_Written exercise:_
Scan the data below. Pull out each line where "long" occurs.

━━ Exercise data ━━

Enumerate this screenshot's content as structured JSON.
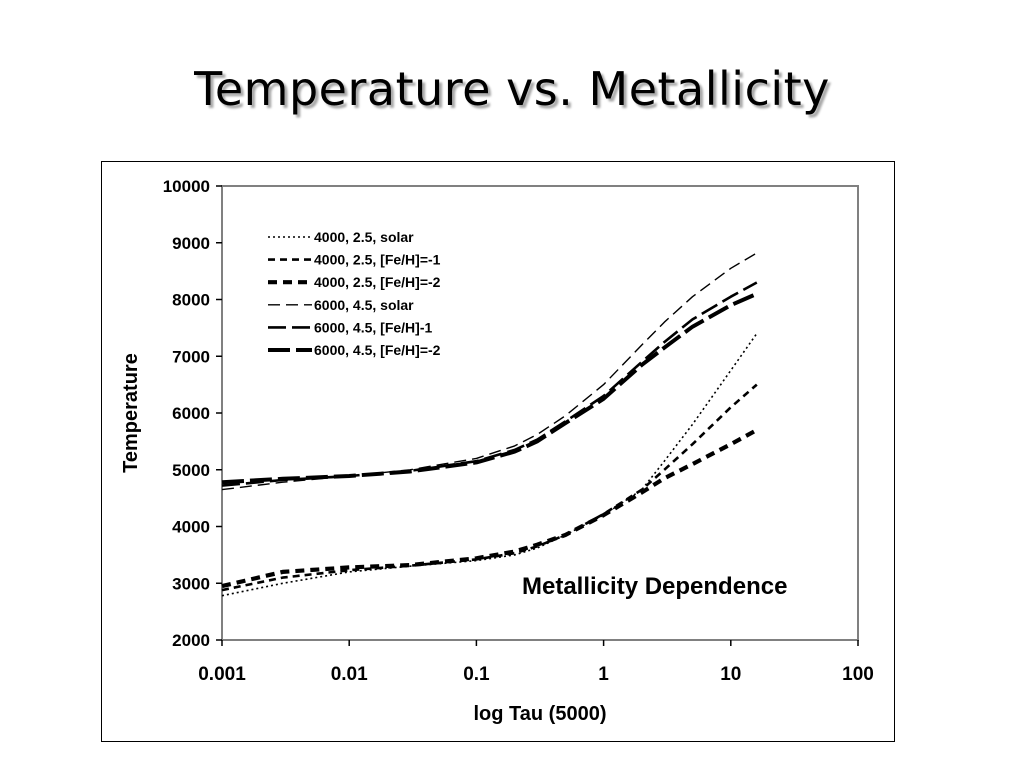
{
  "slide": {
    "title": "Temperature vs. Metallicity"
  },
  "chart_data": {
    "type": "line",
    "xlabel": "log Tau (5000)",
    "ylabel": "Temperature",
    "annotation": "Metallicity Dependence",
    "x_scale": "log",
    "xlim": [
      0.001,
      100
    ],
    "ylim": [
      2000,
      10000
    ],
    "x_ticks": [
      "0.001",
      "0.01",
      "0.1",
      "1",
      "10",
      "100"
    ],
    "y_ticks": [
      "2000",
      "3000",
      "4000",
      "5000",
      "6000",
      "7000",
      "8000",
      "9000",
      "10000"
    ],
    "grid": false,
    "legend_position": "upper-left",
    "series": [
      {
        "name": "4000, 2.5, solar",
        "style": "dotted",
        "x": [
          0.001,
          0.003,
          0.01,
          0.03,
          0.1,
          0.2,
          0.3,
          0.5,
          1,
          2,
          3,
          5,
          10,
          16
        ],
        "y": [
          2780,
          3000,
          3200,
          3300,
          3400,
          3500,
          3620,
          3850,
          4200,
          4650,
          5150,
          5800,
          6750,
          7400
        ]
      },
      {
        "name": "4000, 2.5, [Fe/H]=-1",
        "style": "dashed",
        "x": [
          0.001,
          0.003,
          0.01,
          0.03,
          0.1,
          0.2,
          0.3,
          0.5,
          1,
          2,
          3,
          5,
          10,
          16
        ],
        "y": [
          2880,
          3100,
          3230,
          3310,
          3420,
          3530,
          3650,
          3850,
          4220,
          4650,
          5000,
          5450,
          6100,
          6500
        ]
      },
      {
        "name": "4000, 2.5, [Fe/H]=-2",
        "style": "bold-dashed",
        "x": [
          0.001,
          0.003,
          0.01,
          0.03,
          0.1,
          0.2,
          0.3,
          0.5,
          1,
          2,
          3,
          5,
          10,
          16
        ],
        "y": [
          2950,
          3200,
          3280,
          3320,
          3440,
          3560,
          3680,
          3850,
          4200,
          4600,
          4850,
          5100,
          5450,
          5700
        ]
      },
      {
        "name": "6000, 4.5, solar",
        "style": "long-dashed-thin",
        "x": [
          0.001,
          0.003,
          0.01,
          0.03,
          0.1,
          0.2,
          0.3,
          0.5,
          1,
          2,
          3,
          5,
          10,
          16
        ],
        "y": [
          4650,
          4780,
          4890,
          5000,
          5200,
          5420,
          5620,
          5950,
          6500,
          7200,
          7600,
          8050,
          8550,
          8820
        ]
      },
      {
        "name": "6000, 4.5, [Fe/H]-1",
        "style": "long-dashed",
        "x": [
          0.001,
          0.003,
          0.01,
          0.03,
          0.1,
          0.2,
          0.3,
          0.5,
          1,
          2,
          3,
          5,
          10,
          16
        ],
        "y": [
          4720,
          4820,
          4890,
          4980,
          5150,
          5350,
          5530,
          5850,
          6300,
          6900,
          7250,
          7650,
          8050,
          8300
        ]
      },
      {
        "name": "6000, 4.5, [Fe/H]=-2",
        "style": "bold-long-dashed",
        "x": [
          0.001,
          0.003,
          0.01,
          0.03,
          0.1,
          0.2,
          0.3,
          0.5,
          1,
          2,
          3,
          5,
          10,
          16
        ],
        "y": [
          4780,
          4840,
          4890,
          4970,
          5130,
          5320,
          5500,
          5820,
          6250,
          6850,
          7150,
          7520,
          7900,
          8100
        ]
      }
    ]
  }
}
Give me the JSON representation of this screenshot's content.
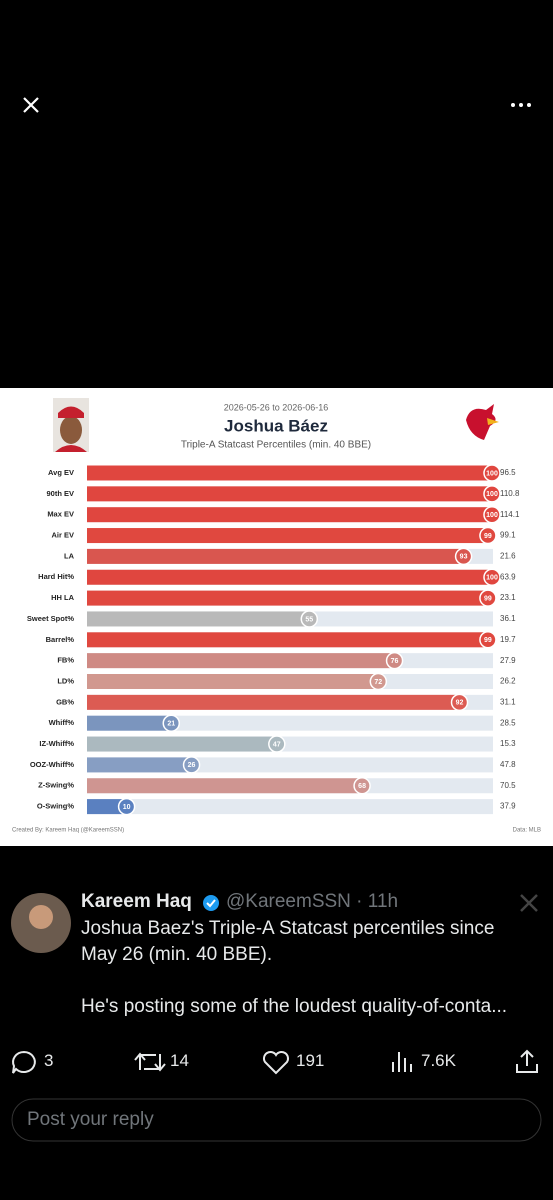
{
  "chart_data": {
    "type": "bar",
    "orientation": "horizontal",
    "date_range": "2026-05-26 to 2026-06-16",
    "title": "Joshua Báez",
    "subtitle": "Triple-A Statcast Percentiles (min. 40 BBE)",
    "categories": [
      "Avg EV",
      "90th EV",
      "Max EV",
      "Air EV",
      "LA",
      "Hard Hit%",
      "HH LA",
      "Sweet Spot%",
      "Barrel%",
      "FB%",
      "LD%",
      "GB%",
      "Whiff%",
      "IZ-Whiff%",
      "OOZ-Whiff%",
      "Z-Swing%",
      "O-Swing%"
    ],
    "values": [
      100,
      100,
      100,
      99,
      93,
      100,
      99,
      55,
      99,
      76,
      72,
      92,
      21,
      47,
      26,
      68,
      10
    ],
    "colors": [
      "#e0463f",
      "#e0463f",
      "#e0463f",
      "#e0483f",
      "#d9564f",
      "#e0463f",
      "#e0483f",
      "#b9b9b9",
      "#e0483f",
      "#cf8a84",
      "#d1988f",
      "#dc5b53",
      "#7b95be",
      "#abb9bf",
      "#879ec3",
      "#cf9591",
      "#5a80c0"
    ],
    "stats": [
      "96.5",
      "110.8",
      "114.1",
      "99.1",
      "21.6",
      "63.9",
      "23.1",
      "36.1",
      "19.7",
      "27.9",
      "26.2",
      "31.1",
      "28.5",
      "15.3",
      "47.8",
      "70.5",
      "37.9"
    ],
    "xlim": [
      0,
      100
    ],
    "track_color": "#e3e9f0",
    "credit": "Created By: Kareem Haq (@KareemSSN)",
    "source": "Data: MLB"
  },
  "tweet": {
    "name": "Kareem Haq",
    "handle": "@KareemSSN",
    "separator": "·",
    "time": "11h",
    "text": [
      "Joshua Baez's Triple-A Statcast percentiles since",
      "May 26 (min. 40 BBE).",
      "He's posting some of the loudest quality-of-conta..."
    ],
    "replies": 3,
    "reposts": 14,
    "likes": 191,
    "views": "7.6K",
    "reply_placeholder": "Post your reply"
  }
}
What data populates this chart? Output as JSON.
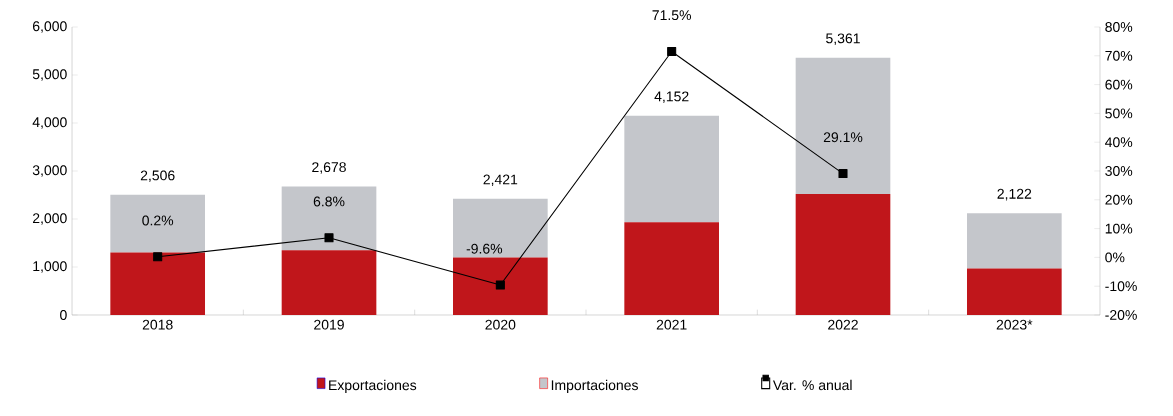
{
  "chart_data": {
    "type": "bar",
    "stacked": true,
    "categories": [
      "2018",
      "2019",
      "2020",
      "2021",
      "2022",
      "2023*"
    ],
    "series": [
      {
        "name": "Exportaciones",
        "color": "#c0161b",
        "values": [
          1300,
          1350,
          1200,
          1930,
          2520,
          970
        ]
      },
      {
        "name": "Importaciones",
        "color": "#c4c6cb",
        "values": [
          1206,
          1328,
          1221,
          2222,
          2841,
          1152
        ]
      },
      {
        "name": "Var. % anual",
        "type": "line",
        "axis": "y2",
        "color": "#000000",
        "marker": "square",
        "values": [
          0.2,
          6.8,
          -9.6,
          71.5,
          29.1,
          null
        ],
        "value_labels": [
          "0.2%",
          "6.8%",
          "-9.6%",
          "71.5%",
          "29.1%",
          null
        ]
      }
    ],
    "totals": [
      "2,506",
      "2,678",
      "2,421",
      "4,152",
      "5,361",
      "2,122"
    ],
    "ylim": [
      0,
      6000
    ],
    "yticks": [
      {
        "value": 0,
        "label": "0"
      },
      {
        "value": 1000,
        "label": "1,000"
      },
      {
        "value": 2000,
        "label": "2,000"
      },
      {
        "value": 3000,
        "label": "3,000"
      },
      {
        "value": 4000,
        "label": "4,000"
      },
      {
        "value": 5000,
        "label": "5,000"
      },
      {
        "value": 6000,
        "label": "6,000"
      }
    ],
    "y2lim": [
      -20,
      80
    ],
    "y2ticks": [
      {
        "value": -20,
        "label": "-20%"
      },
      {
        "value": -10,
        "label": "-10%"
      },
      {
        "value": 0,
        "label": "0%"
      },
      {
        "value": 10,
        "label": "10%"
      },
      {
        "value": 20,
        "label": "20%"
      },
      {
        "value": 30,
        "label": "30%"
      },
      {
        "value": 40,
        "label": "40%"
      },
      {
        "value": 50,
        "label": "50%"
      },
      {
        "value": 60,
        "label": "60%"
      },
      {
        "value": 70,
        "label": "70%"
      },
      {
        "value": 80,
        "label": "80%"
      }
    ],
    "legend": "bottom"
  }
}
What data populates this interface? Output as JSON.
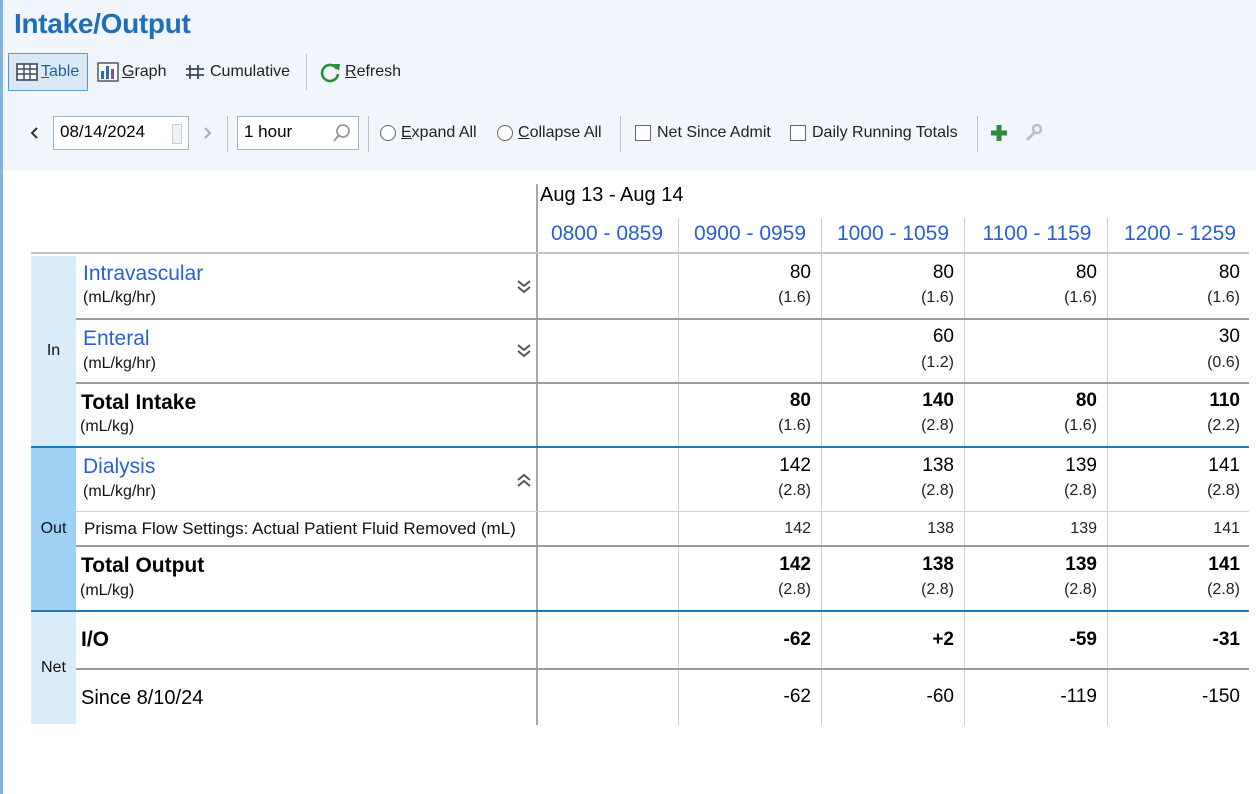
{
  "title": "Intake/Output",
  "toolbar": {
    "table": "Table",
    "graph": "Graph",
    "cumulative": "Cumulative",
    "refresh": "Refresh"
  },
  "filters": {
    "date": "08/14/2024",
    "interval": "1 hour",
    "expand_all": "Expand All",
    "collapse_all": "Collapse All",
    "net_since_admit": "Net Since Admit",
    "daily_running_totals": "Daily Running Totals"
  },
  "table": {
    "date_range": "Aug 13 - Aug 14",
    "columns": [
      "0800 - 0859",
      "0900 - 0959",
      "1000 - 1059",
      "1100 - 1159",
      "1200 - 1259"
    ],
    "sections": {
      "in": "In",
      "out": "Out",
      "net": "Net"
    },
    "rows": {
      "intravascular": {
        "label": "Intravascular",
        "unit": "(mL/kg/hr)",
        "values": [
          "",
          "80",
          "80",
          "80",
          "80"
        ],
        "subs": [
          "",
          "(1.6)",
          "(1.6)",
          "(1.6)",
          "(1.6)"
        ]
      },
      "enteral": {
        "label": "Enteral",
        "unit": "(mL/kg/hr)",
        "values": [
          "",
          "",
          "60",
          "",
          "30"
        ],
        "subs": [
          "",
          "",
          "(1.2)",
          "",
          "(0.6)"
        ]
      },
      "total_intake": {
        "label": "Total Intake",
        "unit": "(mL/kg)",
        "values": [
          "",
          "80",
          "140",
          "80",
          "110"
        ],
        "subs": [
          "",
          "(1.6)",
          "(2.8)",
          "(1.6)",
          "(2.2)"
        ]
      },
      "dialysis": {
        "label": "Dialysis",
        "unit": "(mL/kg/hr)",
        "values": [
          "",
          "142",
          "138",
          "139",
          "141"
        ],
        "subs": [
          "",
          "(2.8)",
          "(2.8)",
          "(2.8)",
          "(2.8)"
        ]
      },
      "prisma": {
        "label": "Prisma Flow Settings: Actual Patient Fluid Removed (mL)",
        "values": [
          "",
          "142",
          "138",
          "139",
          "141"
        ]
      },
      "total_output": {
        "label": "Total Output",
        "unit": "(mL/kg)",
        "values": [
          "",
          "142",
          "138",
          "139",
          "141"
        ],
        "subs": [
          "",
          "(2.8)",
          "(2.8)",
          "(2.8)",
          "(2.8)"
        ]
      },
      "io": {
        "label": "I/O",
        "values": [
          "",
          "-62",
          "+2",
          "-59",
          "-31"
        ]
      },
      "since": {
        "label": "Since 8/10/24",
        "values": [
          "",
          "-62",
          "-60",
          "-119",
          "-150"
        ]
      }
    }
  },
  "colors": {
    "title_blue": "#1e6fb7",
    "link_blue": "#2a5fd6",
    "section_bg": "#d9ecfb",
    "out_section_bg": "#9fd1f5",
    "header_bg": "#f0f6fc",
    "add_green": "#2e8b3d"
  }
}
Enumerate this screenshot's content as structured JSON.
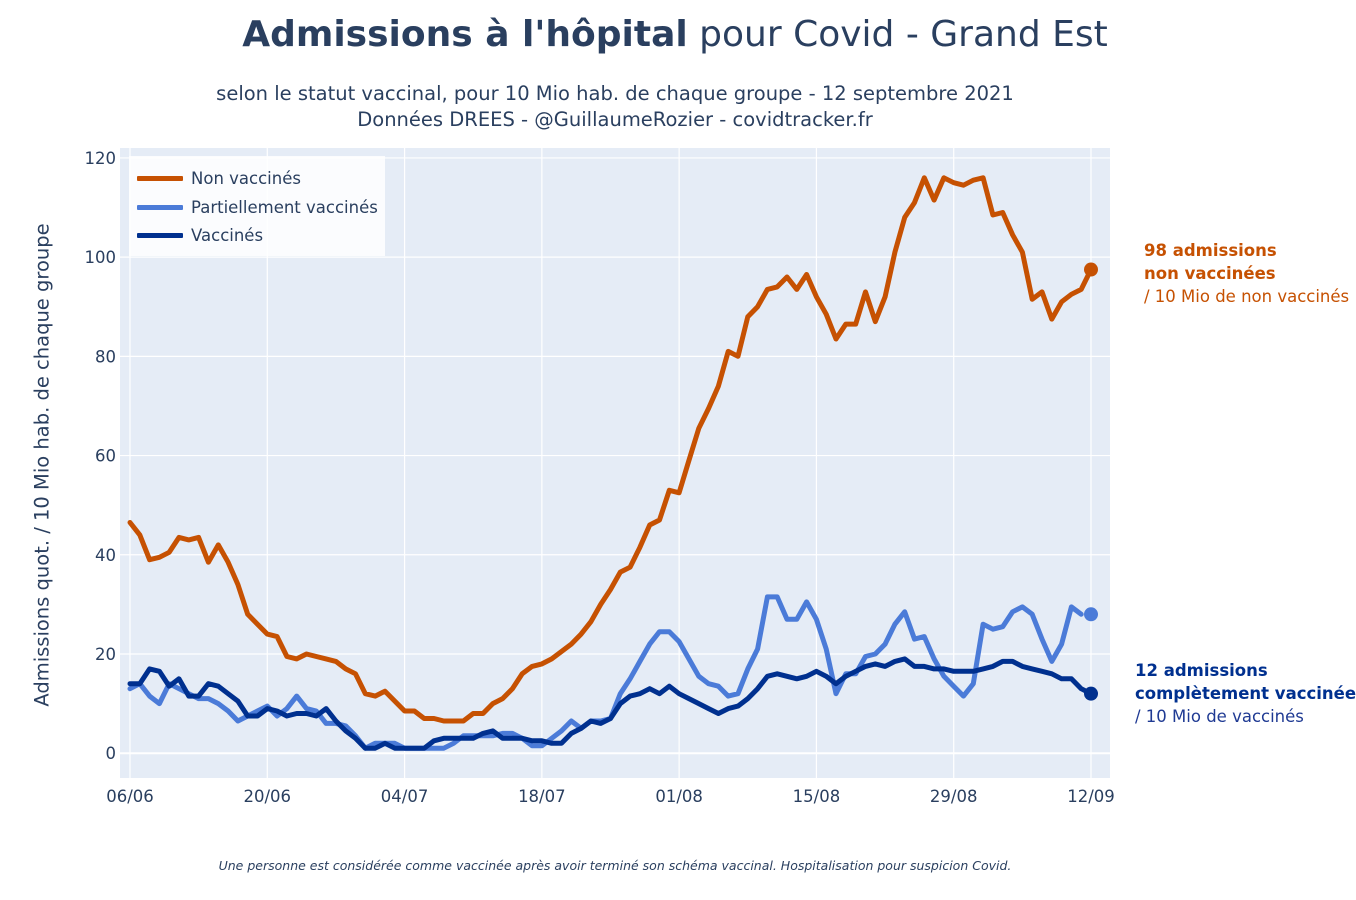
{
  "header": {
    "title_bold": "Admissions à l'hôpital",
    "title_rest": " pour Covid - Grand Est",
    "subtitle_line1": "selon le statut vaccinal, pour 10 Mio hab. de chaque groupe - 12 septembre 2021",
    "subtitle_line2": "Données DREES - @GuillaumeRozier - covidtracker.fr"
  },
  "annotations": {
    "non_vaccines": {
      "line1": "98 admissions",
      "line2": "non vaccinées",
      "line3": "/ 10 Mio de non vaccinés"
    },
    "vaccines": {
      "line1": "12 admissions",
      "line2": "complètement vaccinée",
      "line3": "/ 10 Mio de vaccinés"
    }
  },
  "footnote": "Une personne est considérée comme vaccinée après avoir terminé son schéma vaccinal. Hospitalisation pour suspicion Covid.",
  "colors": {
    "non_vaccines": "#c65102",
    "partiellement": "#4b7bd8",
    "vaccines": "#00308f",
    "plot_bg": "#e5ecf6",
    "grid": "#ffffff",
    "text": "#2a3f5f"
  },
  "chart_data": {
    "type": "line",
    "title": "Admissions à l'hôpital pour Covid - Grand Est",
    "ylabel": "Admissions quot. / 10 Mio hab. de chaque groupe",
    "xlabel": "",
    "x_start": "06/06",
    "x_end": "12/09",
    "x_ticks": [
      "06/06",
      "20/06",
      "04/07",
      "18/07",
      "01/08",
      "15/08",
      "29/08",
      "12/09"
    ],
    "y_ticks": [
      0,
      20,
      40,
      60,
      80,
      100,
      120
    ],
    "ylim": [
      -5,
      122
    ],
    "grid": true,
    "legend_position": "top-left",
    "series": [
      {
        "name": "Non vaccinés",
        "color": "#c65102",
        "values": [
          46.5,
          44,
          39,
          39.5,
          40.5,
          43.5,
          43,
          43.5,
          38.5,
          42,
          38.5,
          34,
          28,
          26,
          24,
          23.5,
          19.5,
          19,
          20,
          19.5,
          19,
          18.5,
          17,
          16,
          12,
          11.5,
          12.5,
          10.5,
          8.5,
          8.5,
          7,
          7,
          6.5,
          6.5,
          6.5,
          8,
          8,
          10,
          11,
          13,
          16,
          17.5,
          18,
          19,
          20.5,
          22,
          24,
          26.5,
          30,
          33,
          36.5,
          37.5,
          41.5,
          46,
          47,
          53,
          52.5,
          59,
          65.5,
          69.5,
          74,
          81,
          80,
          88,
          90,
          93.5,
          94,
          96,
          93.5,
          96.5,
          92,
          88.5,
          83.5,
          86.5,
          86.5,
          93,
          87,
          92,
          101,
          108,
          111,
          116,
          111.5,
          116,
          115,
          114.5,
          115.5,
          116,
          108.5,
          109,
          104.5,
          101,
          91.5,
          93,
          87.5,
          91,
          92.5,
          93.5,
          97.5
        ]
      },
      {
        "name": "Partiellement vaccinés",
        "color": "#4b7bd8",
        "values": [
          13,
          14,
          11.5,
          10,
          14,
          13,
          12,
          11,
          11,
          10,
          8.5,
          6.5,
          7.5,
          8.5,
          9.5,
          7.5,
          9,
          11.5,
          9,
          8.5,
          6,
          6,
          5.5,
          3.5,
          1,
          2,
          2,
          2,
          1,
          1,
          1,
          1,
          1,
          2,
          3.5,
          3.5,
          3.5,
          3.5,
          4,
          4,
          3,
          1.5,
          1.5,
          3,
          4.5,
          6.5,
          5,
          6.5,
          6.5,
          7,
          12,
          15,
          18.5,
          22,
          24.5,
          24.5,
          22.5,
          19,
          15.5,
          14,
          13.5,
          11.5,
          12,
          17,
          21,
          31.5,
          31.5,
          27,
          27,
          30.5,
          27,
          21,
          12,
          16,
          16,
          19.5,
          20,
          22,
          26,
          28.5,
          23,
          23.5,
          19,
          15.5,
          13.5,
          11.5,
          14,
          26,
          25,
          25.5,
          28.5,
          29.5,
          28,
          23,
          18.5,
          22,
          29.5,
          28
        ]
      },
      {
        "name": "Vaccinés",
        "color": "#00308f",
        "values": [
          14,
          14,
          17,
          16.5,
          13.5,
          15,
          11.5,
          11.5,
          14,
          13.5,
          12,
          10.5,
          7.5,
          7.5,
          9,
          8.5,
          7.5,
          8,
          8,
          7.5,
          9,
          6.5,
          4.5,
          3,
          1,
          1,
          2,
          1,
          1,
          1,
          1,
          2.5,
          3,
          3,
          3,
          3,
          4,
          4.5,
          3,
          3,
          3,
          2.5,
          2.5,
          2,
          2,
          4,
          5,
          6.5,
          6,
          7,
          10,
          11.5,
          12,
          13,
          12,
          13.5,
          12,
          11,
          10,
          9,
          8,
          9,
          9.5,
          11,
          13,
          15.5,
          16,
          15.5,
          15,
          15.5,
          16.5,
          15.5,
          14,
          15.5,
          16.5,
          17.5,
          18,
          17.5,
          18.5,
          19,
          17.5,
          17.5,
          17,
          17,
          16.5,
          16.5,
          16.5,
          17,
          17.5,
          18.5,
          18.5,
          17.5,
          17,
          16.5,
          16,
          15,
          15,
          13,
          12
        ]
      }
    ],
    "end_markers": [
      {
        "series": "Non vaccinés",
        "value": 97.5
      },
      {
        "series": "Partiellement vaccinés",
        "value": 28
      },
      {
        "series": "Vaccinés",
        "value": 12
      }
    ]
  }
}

━━━

_Full answer:_
        "style": "long-dashed-thin",
        "style": "long-dashed",
        "style": "bold-long-dashed",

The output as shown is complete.